Annotated region listings
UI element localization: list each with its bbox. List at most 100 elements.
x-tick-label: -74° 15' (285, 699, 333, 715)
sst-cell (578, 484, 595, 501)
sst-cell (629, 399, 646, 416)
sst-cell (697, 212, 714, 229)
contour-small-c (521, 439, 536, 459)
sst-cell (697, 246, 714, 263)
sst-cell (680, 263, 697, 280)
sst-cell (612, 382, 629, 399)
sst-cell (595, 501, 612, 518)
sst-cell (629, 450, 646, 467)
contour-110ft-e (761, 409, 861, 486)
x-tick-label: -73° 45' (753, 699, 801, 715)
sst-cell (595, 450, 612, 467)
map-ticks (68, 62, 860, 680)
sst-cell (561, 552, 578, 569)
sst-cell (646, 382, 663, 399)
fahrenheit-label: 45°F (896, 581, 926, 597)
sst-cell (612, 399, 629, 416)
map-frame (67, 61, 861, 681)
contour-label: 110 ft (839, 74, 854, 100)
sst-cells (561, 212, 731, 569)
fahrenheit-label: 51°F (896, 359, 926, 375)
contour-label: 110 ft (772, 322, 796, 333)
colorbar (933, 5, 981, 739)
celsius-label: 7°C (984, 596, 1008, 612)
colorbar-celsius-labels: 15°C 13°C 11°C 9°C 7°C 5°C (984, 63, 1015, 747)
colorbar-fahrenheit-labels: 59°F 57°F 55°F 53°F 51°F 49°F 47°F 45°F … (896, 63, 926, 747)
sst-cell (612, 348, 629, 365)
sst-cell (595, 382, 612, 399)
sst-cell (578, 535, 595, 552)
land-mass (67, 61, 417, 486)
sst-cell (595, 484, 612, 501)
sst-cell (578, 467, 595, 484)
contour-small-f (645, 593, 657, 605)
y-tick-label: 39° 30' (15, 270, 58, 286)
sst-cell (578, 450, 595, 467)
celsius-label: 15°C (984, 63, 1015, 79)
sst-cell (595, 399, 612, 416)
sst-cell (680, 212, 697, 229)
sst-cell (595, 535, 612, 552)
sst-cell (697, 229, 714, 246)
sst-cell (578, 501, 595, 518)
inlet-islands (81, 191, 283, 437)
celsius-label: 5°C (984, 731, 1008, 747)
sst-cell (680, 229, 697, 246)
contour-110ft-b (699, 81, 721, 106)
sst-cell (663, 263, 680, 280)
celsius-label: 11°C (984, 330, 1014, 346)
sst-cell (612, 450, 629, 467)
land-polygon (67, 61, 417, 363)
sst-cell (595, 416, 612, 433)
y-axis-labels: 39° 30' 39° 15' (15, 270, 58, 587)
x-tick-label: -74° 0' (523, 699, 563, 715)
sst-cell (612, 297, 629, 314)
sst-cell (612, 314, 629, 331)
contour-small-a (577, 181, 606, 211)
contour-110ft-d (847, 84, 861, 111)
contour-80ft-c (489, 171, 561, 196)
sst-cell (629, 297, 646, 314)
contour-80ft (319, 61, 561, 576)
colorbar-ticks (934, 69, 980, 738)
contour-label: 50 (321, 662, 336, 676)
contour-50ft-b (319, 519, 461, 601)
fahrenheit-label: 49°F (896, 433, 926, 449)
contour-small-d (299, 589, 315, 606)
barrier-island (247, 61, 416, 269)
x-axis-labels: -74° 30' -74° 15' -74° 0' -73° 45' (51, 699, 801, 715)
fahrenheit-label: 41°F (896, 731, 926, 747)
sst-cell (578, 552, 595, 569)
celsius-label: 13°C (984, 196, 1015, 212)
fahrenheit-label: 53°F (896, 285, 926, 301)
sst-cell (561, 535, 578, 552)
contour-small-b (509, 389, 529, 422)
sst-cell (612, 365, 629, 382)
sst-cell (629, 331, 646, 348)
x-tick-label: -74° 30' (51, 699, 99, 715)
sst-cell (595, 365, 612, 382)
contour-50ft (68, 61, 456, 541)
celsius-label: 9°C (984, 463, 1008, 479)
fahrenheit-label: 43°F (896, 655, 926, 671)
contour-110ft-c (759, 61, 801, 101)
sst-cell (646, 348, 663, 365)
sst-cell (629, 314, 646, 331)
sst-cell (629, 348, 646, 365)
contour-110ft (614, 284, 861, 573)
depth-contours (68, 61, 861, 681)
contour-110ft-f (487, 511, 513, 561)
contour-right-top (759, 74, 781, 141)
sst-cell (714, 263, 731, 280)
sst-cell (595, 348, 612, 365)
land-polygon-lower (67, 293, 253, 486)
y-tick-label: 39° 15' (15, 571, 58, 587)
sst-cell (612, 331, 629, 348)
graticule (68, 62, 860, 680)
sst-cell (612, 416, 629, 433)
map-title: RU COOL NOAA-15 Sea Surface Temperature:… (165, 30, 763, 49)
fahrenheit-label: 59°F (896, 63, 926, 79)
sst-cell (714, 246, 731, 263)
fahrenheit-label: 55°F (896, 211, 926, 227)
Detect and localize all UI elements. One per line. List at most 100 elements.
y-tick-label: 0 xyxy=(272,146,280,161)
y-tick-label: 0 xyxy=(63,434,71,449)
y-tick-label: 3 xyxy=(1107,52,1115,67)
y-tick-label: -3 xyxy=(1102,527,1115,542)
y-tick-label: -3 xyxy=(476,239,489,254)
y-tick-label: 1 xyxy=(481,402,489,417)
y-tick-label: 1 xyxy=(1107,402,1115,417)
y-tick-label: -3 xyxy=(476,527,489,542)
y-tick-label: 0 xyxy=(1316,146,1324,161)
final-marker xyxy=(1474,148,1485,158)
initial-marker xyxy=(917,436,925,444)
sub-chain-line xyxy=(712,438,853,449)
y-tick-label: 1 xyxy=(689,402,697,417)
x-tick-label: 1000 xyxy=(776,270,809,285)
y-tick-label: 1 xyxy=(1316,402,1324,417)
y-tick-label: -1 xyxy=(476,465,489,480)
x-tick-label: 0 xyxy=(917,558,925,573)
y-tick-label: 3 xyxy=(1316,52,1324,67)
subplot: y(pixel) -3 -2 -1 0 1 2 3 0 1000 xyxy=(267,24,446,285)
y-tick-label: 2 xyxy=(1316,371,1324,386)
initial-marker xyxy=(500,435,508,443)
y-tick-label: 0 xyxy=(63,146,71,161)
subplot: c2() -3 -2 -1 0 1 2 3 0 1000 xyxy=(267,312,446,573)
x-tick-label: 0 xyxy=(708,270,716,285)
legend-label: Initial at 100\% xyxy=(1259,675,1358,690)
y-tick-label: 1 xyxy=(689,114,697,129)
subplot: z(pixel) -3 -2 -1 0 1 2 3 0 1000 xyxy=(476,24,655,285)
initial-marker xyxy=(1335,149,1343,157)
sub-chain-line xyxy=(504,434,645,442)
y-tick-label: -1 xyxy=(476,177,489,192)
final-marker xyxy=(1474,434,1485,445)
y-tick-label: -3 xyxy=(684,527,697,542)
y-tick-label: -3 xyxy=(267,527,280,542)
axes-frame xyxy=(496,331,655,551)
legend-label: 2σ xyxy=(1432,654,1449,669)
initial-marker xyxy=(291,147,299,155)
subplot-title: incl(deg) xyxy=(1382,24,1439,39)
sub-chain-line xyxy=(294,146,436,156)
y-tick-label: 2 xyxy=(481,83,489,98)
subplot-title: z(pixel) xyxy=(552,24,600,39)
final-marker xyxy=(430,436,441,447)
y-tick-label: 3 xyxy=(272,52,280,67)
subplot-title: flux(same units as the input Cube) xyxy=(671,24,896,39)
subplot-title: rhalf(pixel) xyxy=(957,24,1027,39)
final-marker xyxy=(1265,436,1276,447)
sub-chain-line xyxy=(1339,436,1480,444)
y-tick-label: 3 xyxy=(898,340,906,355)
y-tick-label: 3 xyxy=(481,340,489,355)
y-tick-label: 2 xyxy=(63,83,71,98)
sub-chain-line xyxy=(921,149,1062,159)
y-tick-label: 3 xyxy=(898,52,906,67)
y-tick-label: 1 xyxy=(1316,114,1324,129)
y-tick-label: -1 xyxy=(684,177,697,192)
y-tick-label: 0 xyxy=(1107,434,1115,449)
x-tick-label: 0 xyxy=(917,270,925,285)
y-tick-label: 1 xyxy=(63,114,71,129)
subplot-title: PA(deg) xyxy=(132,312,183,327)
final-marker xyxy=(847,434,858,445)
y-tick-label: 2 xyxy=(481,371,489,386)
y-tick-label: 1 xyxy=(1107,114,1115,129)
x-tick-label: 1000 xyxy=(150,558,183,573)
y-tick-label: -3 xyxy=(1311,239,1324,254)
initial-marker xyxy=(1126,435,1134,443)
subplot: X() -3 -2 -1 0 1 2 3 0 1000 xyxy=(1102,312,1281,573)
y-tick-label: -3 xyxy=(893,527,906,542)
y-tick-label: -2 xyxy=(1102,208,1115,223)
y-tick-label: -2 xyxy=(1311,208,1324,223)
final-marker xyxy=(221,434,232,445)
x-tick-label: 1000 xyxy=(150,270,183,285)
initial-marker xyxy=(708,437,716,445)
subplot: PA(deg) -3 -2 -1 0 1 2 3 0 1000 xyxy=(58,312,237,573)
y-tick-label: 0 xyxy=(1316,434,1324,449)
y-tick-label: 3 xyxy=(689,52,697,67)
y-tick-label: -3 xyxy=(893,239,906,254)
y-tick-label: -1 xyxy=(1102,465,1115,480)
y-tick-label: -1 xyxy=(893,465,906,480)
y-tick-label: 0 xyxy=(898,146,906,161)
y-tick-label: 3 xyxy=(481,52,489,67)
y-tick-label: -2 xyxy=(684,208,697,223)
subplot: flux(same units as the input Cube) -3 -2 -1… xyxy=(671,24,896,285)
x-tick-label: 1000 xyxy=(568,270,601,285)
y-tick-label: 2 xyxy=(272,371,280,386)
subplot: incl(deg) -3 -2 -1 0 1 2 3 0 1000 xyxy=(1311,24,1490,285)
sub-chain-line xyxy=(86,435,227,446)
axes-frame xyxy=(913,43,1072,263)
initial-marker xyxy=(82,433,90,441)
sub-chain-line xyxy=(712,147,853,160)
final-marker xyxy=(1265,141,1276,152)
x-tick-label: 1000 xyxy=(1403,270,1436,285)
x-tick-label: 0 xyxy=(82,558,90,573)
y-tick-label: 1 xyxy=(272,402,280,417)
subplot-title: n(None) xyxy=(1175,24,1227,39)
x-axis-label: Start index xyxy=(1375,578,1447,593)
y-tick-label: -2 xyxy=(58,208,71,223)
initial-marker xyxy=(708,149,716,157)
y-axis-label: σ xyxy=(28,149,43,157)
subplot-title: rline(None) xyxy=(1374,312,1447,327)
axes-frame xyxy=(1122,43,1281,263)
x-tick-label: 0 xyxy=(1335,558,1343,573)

• Set problem
Lay out the lines from the start of the listing through the line holding "sst-cell (595, 501, 612, 518)", inclusive, as a JSON list of strings with one string per line and blank lines omitted.

• Task solution
[
  "UI element localization: list each with its bbox. List at most 100 elements.",
  "x-tick-label: -74° 15' (285, 699, 333, 715)",
  "sst-cell (578, 484, 595, 501)",
  "sst-cell (629, 399, 646, 416)",
  "sst-cell (697, 212, 714, 229)",
  "contour-small-c (521, 439, 536, 459)",
  "sst-cell (697, 246, 714, 263)",
  "sst-cell (680, 263, 697, 280)",
  "sst-cell (612, 382, 629, 399)",
  "sst-cell (595, 501, 612, 518)"
]